### [Supplied material]

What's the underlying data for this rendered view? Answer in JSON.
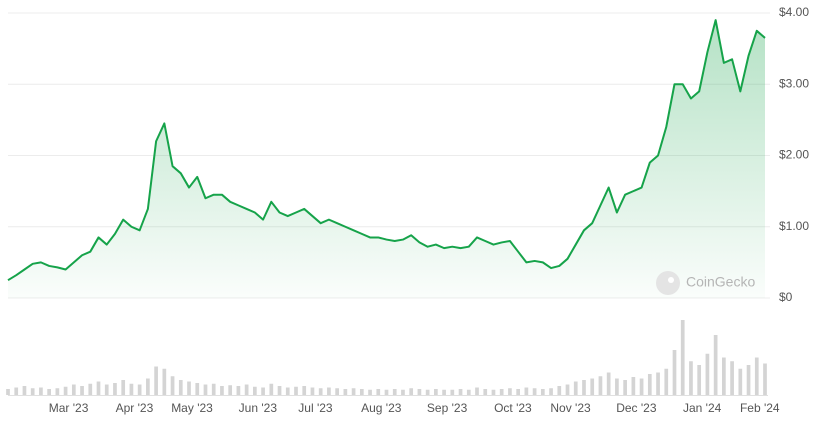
{
  "chart_data": {
    "type": "line",
    "watermark": "CoinGecko",
    "categories": [
      null,
      null,
      null,
      null,
      null,
      null,
      null,
      "Mar '23",
      null,
      null,
      null,
      null,
      null,
      null,
      null,
      "Apr '23",
      null,
      null,
      null,
      null,
      null,
      null,
      "May '23",
      null,
      null,
      null,
      null,
      null,
      null,
      null,
      "Jun '23",
      null,
      null,
      null,
      null,
      null,
      null,
      "Jul '23",
      null,
      null,
      null,
      null,
      null,
      null,
      null,
      "Aug '23",
      null,
      null,
      null,
      null,
      null,
      null,
      null,
      "Sep '23",
      null,
      null,
      null,
      null,
      null,
      null,
      null,
      "Oct '23",
      null,
      null,
      null,
      null,
      null,
      null,
      "Nov '23",
      null,
      null,
      null,
      null,
      null,
      null,
      null,
      "Dec '23",
      null,
      null,
      null,
      null,
      null,
      null,
      null,
      "Jan '24",
      null,
      null,
      null,
      null,
      null,
      null,
      "Feb '24",
      null
    ],
    "series": [
      {
        "color": "#16a34a",
        "values": [
          0.25,
          0.32,
          0.4,
          0.48,
          0.5,
          0.45,
          0.43,
          0.4,
          0.5,
          0.6,
          0.65,
          0.85,
          0.75,
          0.9,
          1.1,
          1.0,
          0.95,
          1.25,
          2.2,
          2.45,
          1.85,
          1.75,
          1.55,
          1.7,
          1.4,
          1.45,
          1.45,
          1.35,
          1.3,
          1.25,
          1.2,
          1.1,
          1.35,
          1.2,
          1.15,
          1.2,
          1.25,
          1.15,
          1.05,
          1.1,
          1.05,
          1.0,
          0.95,
          0.9,
          0.85,
          0.85,
          0.82,
          0.8,
          0.82,
          0.88,
          0.78,
          0.72,
          0.75,
          0.7,
          0.72,
          0.7,
          0.72,
          0.85,
          0.8,
          0.75,
          0.78,
          0.8,
          0.65,
          0.5,
          0.52,
          0.5,
          0.42,
          0.45,
          0.55,
          0.75,
          0.95,
          1.05,
          1.3,
          1.55,
          1.2,
          1.45,
          1.5,
          1.55,
          1.9,
          2.0,
          2.4,
          3.0,
          3.0,
          2.8,
          2.9,
          3.45,
          3.9,
          3.3,
          3.35,
          2.9,
          3.4,
          3.75,
          3.65
        ]
      },
      {
        "axis": "y2",
        "color": "#d4d4d4",
        "values": [
          8,
          10,
          12,
          9,
          10,
          8,
          9,
          11,
          14,
          12,
          15,
          18,
          14,
          16,
          20,
          15,
          14,
          22,
          38,
          35,
          25,
          20,
          18,
          16,
          14,
          15,
          12,
          13,
          12,
          14,
          11,
          10,
          15,
          12,
          10,
          11,
          12,
          10,
          9,
          10,
          9,
          8,
          9,
          8,
          7,
          8,
          7,
          8,
          7,
          9,
          8,
          7,
          8,
          7,
          7,
          8,
          7,
          10,
          8,
          7,
          8,
          9,
          8,
          10,
          9,
          8,
          9,
          12,
          14,
          18,
          20,
          22,
          25,
          30,
          22,
          20,
          24,
          22,
          28,
          30,
          35,
          60,
          100,
          45,
          40,
          55,
          80,
          50,
          45,
          35,
          40,
          50,
          42
        ]
      }
    ],
    "ylim": [
      0,
      4
    ],
    "yticks": [
      {
        "value": 0,
        "label": "$0"
      },
      {
        "value": 1,
        "label": "$1.00"
      },
      {
        "value": 2,
        "label": "$2.00"
      },
      {
        "value": 3,
        "label": "$3.00"
      },
      {
        "value": 4,
        "label": "$4.00"
      }
    ],
    "y2lim": [
      0,
      100
    ],
    "grid": true
  }
}
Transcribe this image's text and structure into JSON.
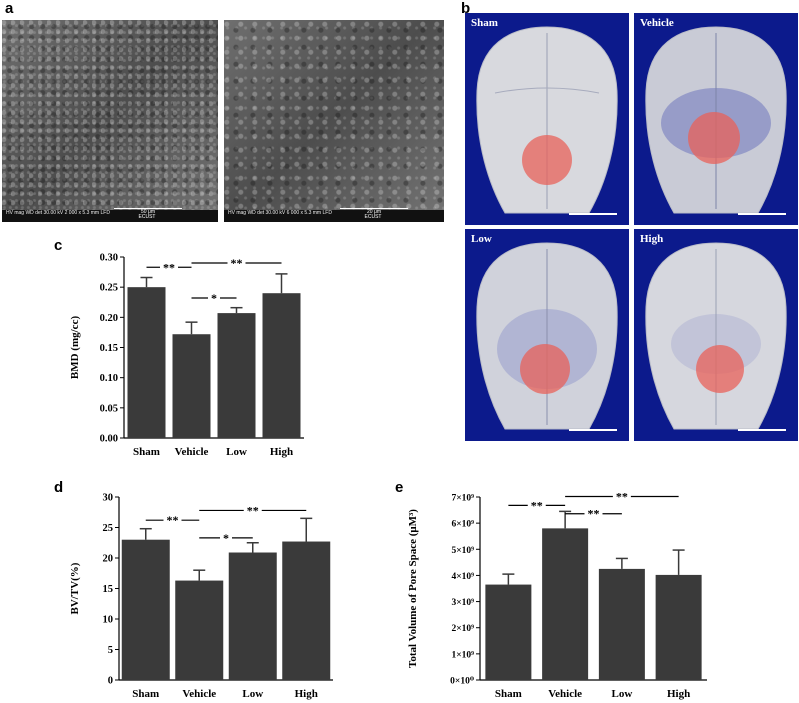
{
  "panel_labels": {
    "a": "a",
    "b": "b",
    "c": "c",
    "d": "d",
    "e": "e"
  },
  "sem": [
    {
      "info": "HV  mag  WD  det\n30.00 kV 2 000 x 5.3 mm LFD",
      "scale": "50 μm",
      "footer": "ECUST"
    },
    {
      "info": "HV  mag  WD  det\n30.00 kV 6 000 x 5.3 mm LFD",
      "scale": "20 μm",
      "footer": "ECUST"
    }
  ],
  "skulls": [
    {
      "label": "Sham"
    },
    {
      "label": "Vehicle"
    },
    {
      "label": "Low"
    },
    {
      "label": "High"
    }
  ],
  "chart_data": [
    {
      "panel": "c",
      "type": "bar",
      "categories": [
        "Sham",
        "Vehicle",
        "Low",
        "High"
      ],
      "values": [
        0.25,
        0.172,
        0.207,
        0.24
      ],
      "errors": [
        0.016,
        0.02,
        0.009,
        0.032
      ],
      "ylabel": "BMD (mg/cc)",
      "ylim": [
        0,
        0.3
      ],
      "ticks": [
        0,
        0.05,
        0.1,
        0.15,
        0.2,
        0.25,
        0.3
      ],
      "tick_labels": [
        "0.00",
        "0.05",
        "0.10",
        "0.15",
        "0.20",
        "0.25",
        "0.30"
      ],
      "significance": [
        {
          "from": 0,
          "to": 1,
          "label": "**",
          "y": 0.283
        },
        {
          "from": 1,
          "to": 3,
          "label": "**",
          "y": 0.29
        },
        {
          "from": 1,
          "to": 2,
          "label": "*",
          "y": 0.232
        }
      ]
    },
    {
      "panel": "d",
      "type": "bar",
      "categories": [
        "Sham",
        "Vehicle",
        "Low",
        "High"
      ],
      "values": [
        23.0,
        16.3,
        20.9,
        22.7
      ],
      "errors": [
        1.8,
        1.7,
        1.6,
        3.8
      ],
      "ylabel": "BV/TV(%)",
      "ylim": [
        0,
        30
      ],
      "ticks": [
        0,
        5,
        10,
        15,
        20,
        25,
        30
      ],
      "tick_labels": [
        "0",
        "5",
        "10",
        "15",
        "20",
        "25",
        "30"
      ],
      "significance": [
        {
          "from": 0,
          "to": 1,
          "label": "**",
          "y": 26.2
        },
        {
          "from": 1,
          "to": 3,
          "label": "**",
          "y": 27.8
        },
        {
          "from": 1,
          "to": 2,
          "label": "*",
          "y": 23.3
        }
      ]
    },
    {
      "panel": "e",
      "type": "bar",
      "categories": [
        "Sham",
        "Vehicle",
        "Low",
        "High"
      ],
      "values": [
        3.65,
        5.8,
        4.25,
        4.02
      ],
      "errors": [
        0.4,
        0.65,
        0.4,
        0.95
      ],
      "ylabel": "Total Volume of Pore Space (μM³)",
      "ylim": [
        0,
        7
      ],
      "ticks": [
        0,
        1,
        2,
        3,
        4,
        5,
        6,
        7
      ],
      "tick_labels": [
        "0×10⁰",
        "1×10⁹",
        "2×10⁹",
        "3×10⁹",
        "4×10⁹",
        "5×10⁹",
        "6×10⁹",
        "7×10⁹"
      ],
      "significance": [
        {
          "from": 0,
          "to": 1,
          "label": "**",
          "y": 6.68
        },
        {
          "from": 1,
          "to": 2,
          "label": "**",
          "y": 6.36
        },
        {
          "from": 1,
          "to": 3,
          "label": "**",
          "y": 7.02
        }
      ]
    }
  ]
}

### [Your objective]
Transcribe all of the entries word for word, but skip any pictures they contain.

### [Solution below]
What's the underlying data for this rendered view? Answer in JSON.
{
  "chart_data": {
    "type": "line",
    "watermark": "CoinGecko",
    "categories": [
      null,
      null,
      null,
      null,
      null,
      null,
      null,
      "Mar '23",
      null,
      null,
      null,
      null,
      null,
      null,
      null,
      "Apr '23",
      null,
      null,
      null,
      null,
      null,
      null,
      "May '23",
      null,
      null,
      null,
      null,
      null,
      null,
      null,
      "Jun '23",
      null,
      null,
      null,
      null,
      null,
      null,
      "Jul '23",
      null,
      null,
      null,
      null,
      null,
      null,
      null,
      "Aug '23",
      null,
      null,
      null,
      null,
      null,
      null,
      null,
      "Sep '23",
      null,
      null,
      null,
      null,
      null,
      null,
      null,
      "Oct '23",
      null,
      null,
      null,
      null,
      null,
      null,
      "Nov '23",
      null,
      null,
      null,
      null,
      null,
      null,
      null,
      "Dec '23",
      null,
      null,
      null,
      null,
      null,
      null,
      null,
      "Jan '24",
      null,
      null,
      null,
      null,
      null,
      null,
      "Feb '24",
      null
    ],
    "series": [
      {
        "color": "#16a34a",
        "values": [
          0.25,
          0.32,
          0.4,
          0.48,
          0.5,
          0.45,
          0.43,
          0.4,
          0.5,
          0.6,
          0.65,
          0.85,
          0.75,
          0.9,
          1.1,
          1.0,
          0.95,
          1.25,
          2.2,
          2.45,
          1.85,
          1.75,
          1.55,
          1.7,
          1.4,
          1.45,
          1.45,
          1.35,
          1.3,
          1.25,
          1.2,
          1.1,
          1.35,
          1.2,
          1.15,
          1.2,
          1.25,
          1.15,
          1.05,
          1.1,
          1.05,
          1.0,
          0.95,
          0.9,
          0.85,
          0.85,
          0.82,
          0.8,
          0.82,
          0.88,
          0.78,
          0.72,
          0.75,
          0.7,
          0.72,
          0.7,
          0.72,
          0.85,
          0.8,
          0.75,
          0.78,
          0.8,
          0.65,
          0.5,
          0.52,
          0.5,
          0.42,
          0.45,
          0.55,
          0.75,
          0.95,
          1.05,
          1.3,
          1.55,
          1.2,
          1.45,
          1.5,
          1.55,
          1.9,
          2.0,
          2.4,
          3.0,
          3.0,
          2.8,
          2.9,
          3.45,
          3.9,
          3.3,
          3.35,
          2.9,
          3.4,
          3.75,
          3.65
        ]
      },
      {
        "axis": "y2",
        "color": "#d4d4d4",
        "values": [
          8,
          10,
          12,
          9,
          10,
          8,
          9,
          11,
          14,
          12,
          15,
          18,
          14,
          16,
          20,
          15,
          14,
          22,
          38,
          35,
          25,
          20,
          18,
          16,
          14,
          15,
          12,
          13,
          12,
          14,
          11,
          10,
          15,
          12,
          10,
          11,
          12,
          10,
          9,
          10,
          9,
          8,
          9,
          8,
          7,
          8,
          7,
          8,
          7,
          9,
          8,
          7,
          8,
          7,
          7,
          8,
          7,
          10,
          8,
          7,
          8,
          9,
          8,
          10,
          9,
          8,
          9,
          12,
          14,
          18,
          20,
          22,
          25,
          30,
          22,
          20,
          24,
          22,
          28,
          30,
          35,
          60,
          100,
          45,
          40,
          55,
          80,
          50,
          45,
          35,
          40,
          50,
          42
        ]
      }
    ],
    "ylim": [
      0,
      4
    ],
    "yticks": [
      {
        "value": 0,
        "label": "$0"
      },
      {
        "value": 1,
        "label": "$1.00"
      },
      {
        "value": 2,
        "label": "$2.00"
      },
      {
        "value": 3,
        "label": "$3.00"
      },
      {
        "value": 4,
        "label": "$4.00"
      }
    ],
    "y2lim": [
      0,
      100
    ],
    "grid": true
  }
}
Transcribe this image's text and structure into JSON.
{
  "panel_labels": {
    "a": "a",
    "b": "b",
    "c": "c",
    "d": "d",
    "e": "e"
  },
  "sem": [
    {
      "info": "HV  mag  WD  det\n30.00 kV 2 000 x 5.3 mm LFD",
      "scale": "50 μm",
      "footer": "ECUST"
    },
    {
      "info": "HV  mag  WD  det\n30.00 kV 6 000 x 5.3 mm LFD",
      "scale": "20 μm",
      "footer": "ECUST"
    }
  ],
  "skulls": [
    {
      "label": "Sham"
    },
    {
      "label": "Vehicle"
    },
    {
      "label": "Low"
    },
    {
      "label": "High"
    }
  ],
  "chart_data": [
    {
      "panel": "c",
      "type": "bar",
      "categories": [
        "Sham",
        "Vehicle",
        "Low",
        "High"
      ],
      "values": [
        0.25,
        0.172,
        0.207,
        0.24
      ],
      "errors": [
        0.016,
        0.02,
        0.009,
        0.032
      ],
      "ylabel": "BMD (mg/cc)",
      "ylim": [
        0,
        0.3
      ],
      "ticks": [
        0,
        0.05,
        0.1,
        0.15,
        0.2,
        0.25,
        0.3
      ],
      "tick_labels": [
        "0.00",
        "0.05",
        "0.10",
        "0.15",
        "0.20",
        "0.25",
        "0.30"
      ],
      "significance": [
        {
          "from": 0,
          "to": 1,
          "label": "**",
          "y": 0.283
        },
        {
          "from": 1,
          "to": 3,
          "label": "**",
          "y": 0.29
        },
        {
          "from": 1,
          "to": 2,
          "label": "*",
          "y": 0.232
        }
      ]
    },
    {
      "panel": "d",
      "type": "bar",
      "categories": [
        "Sham",
        "Vehicle",
        "Low",
        "High"
      ],
      "values": [
        23.0,
        16.3,
        20.9,
        22.7
      ],
      "errors": [
        1.8,
        1.7,
        1.6,
        3.8
      ],
      "ylabel": "BV/TV(%)",
      "ylim": [
        0,
        30
      ],
      "ticks": [
        0,
        5,
        10,
        15,
        20,
        25,
        30
      ],
      "tick_labels": [
        "0",
        "5",
        "10",
        "15",
        "20",
        "25",
        "30"
      ],
      "significance": [
        {
          "from": 0,
          "to": 1,
          "label": "**",
          "y": 26.2
        },
        {
          "from": 1,
          "to": 3,
          "label": "**",
          "y": 27.8
        },
        {
          "from": 1,
          "to": 2,
          "label": "*",
          "y": 23.3
        }
      ]
    },
    {
      "panel": "e",
      "type": "bar",
      "categories": [
        "Sham",
        "Vehicle",
        "Low",
        "High"
      ],
      "values": [
        3.65,
        5.8,
        4.25,
        4.02
      ],
      "errors": [
        0.4,
        0.65,
        0.4,
        0.95
      ],
      "ylabel": "Total Volume of Pore Space (μM³)",
      "ylim": [
        0,
        7
      ],
      "ticks": [
        0,
        1,
        2,
        3,
        4,
        5,
        6,
        7
      ],
      "tick_labels": [
        "0×10⁰",
        "1×10⁹",
        "2×10⁹",
        "3×10⁹",
        "4×10⁹",
        "5×10⁹",
        "6×10⁹",
        "7×10⁹"
      ],
      "significance": [
        {
          "from": 0,
          "to": 1,
          "label": "**",
          "y": 6.68
        },
        {
          "from": 1,
          "to": 2,
          "label": "**",
          "y": 6.36
        },
        {
          "from": 1,
          "to": 3,
          "label": "**",
          "y": 7.02
        }
      ]
    }
  ]
}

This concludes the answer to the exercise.